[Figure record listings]
— BEGIN —

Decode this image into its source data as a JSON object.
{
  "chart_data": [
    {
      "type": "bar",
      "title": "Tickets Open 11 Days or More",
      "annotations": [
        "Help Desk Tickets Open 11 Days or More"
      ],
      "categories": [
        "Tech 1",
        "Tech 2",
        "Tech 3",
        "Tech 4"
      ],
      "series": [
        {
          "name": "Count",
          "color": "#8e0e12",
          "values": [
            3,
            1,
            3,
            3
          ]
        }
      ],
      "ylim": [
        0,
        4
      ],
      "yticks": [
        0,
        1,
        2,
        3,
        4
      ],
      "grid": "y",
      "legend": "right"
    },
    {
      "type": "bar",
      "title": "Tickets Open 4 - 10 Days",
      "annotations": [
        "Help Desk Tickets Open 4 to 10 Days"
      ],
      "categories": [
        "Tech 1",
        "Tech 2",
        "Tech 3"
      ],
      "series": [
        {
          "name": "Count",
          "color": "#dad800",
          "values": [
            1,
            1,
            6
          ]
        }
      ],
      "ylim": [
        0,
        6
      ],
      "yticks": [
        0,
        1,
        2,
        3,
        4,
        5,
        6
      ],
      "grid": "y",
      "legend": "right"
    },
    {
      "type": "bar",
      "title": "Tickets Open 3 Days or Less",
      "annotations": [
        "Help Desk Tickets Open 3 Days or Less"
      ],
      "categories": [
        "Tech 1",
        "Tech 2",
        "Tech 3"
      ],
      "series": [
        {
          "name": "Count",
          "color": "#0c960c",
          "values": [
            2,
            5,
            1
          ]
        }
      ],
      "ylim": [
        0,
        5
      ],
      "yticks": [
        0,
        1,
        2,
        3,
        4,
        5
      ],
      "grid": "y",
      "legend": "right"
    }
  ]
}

— END —

§ **Given instruction**
Copy all the entries verbatim.

§ **Task response**
Decode this image into its source data as a JSON object.
{
  "chart_data": [
    {
      "type": "bar",
      "title": "Tickets Open 11 Days or More",
      "annotations": [
        "Help Desk Tickets Open 11 Days or More"
      ],
      "categories": [
        "Tech 1",
        "Tech 2",
        "Tech 3",
        "Tech 4"
      ],
      "series": [
        {
          "name": "Count",
          "color": "#8e0e12",
          "values": [
            3,
            1,
            3,
            3
          ]
        }
      ],
      "ylim": [
        0,
        4
      ],
      "yticks": [
        0,
        1,
        2,
        3,
        4
      ],
      "grid": "y",
      "legend": "right"
    },
    {
      "type": "bar",
      "title": "Tickets Open 4 - 10 Days",
      "annotations": [
        "Help Desk Tickets Open 4 to 10 Days"
      ],
      "categories": [
        "Tech 1",
        "Tech 2",
        "Tech 3"
      ],
      "series": [
        {
          "name": "Count",
          "color": "#dad800",
          "values": [
            1,
            1,
            6
          ]
        }
      ],
      "ylim": [
        0,
        6
      ],
      "yticks": [
        0,
        1,
        2,
        3,
        4,
        5,
        6
      ],
      "grid": "y",
      "legend": "right"
    },
    {
      "type": "bar",
      "title": "Tickets Open 3 Days or Less",
      "annotations": [
        "Help Desk Tickets Open 3 Days or Less"
      ],
      "categories": [
        "Tech 1",
        "Tech 2",
        "Tech 3"
      ],
      "series": [
        {
          "name": "Count",
          "color": "#0c960c",
          "values": [
            2,
            5,
            1
          ]
        }
      ],
      "ylim": [
        0,
        5
      ],
      "yticks": [
        0,
        1,
        2,
        3,
        4,
        5
      ],
      "grid": "y",
      "legend": "right"
    }
  ]
}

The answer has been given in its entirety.